## Your task
Retype all of the entries word for word.

(Data entries)
***
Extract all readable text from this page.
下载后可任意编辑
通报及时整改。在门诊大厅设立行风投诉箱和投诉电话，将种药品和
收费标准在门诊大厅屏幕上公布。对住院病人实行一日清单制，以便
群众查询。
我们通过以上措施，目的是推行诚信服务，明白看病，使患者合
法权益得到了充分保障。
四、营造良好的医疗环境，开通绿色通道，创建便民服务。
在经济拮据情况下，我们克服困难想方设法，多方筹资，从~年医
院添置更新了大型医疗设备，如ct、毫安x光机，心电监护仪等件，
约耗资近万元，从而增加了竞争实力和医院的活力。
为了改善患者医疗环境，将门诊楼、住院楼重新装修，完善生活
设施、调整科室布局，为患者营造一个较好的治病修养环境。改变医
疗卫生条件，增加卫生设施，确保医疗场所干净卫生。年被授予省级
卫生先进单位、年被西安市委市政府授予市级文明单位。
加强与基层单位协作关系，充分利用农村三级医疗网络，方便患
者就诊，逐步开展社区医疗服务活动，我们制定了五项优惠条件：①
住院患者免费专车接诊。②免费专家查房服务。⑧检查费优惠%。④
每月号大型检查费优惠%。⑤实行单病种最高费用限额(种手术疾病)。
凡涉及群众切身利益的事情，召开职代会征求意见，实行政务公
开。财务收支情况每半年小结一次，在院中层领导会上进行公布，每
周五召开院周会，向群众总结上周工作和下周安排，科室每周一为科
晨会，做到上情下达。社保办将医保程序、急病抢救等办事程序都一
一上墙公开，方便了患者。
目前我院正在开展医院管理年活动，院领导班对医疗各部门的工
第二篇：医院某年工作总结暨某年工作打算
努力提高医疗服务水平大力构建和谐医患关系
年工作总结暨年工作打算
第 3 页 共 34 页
***
## Written response
Extract all readable text from this page.
下载后可任意编辑
通报及时整改。在门诊大厅设立行风投诉箱和投诉电话，将种药品和
收费标准在门诊大厅屏幕上公布。对住院病人实行一日清单制，以便
群众查询。
我们通过以上措施，目的是推行诚信服务，明白看病，使患者合
法权益得到了充分保障。
四、营造良好的医疗环境，开通绿色通道，创建便民服务。
在经济拮据情况下，我们克服困难想方设法，多方筹资，从~年医
院添置更新了大型医疗设备，如ct、毫安x光机，心电监护仪等件，
约耗资近万元，从而增加了竞争实力和医院的活力。
为了改善患者医疗环境，将门诊楼、住院楼重新装修，完善生活
设施、调整科室布局，为患者营造一个较好的治病修养环境。改变医
疗卫生条件，增加卫生设施，确保医疗场所干净卫生。年被授予省级
卫生先进单位、年被西安市委市政府授予市级文明单位。
加强与基层单位协作关系，充分利用农村三级医疗网络，方便患
者就诊，逐步开展社区医疗服务活动，我们制定了五项优惠条件：①
住院患者免费专车接诊。②免费专家查房服务。⑧检查费优惠%。④
每月号大型检查费优惠%。⑤实行单病种最高费用限额(种手术疾病)。
凡涉及群众切身利益的事情，召开职代会征求意见，实行政务公
开。财务收支情况每半年小结一次，在院中层领导会上进行公布，每
周五召开院周会，向群众总结上周工作和下周安排，科室每周一为科
晨会，做到上情下达。社保办将医保程序、急病抢救等办事程序都一
一上墙公开，方便了患者。
目前我院正在开展医院管理年活动，院领导班对医疗各部门的工
第二篇：医院某年工作总结暨某年工作打算
努力提高医疗服务水平大力构建和谐医患关系
年工作总结暨年工作打算
第 3 页 共 34 页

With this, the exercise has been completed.